BEGIN Listed entries

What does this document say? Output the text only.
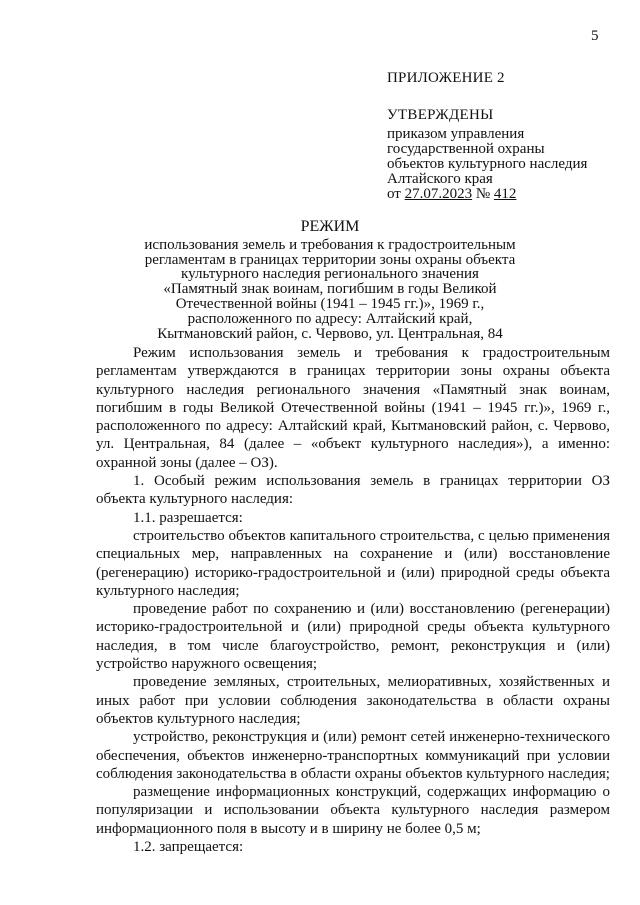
5
ПРИЛОЖЕНИЕ 2
УТВЕРЖДЕНЫ
приказом управления
государственной охраны
объектов культурного наследия
Алтайского края
от 27.07.2023 № 412
РЕЖИМ
использования земель и требования к градостроительным
регламентам в границах территории зоны охраны объекта
культурного наследия регионального значения
«Памятный знак воинам, погибшим в годы Великой
Отечественной войны (1941 – 1945 гг.)», 1969 г.,
расположенного по адресу: Алтайский край,
Кытмановский район, с. Червово, ул. Центральная, 84

Режим использования земель и требования к градостроительным регламентам утверждаются в границах территории зоны охраны объекта культурного наследия регионального значения «Памятный знак воинам, погибшим в годы Великой Отечественной войны (1941 – 1945 гг.)», 1969 г., расположенного по адресу: Алтайский край, Кытмановский район, с. Червово, ул. Центральная, 84 (далее – «объект культурного наследия»), а именно: охранной зоны (далее – ОЗ).

1. Особый режим использования земель в границах территории ОЗ объекта культурного наследия:

1.1. разрешается:

строительство объектов капитального строительства, с целью применения специальных мер, направленных на сохранение и (или) восстановление (регенерацию) историко-градостроительной и (или) природной среды объекта культурного наследия;

проведение работ по сохранению и (или) восстановлению (регенерации) историко-градостроительной и (или) природной среды объекта культурного наследия, в том числе благоустройство, ремонт, реконструкция и (или) устройство наружного освещения;

проведение земляных, строительных, мелиоративных, хозяйственных и иных работ при условии соблюдения законодательства в области охраны объектов культурного наследия;

устройство, реконструкция и (или) ремонт сетей инженерно-технического обеспечения, объектов инженерно-транспортных коммуникаций при условии соблюдения законодательства в области охраны объектов культурного наследия;

размещение информационных конструкций, содержащих информацию о популяризации и использовании объекта культурного наследия размером информационного поля в высоту и в ширину не более 0,5 м;

1.2. запрещается:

END Listed entries

> The task
Identify all lines in the records above with the word "градостроительным".

> Solution for this problem
использования земель и требования к градостроительным
Режим использования земель и требования к градостроительным регламентам утверждаются в границах территории зоны охраны объекта культурного наследия регионального значения «Памятный знак воинам, погибшим в годы Великой Отечественной войны (1941 – 1945 гг.)», 1969 г., расположенного по адресу: Алтайский край, Кытмановский район, с. Червово, ул. Центральная, 84 (далее – «объект культурного наследия»), а именно: охранной зоны (далее – ОЗ).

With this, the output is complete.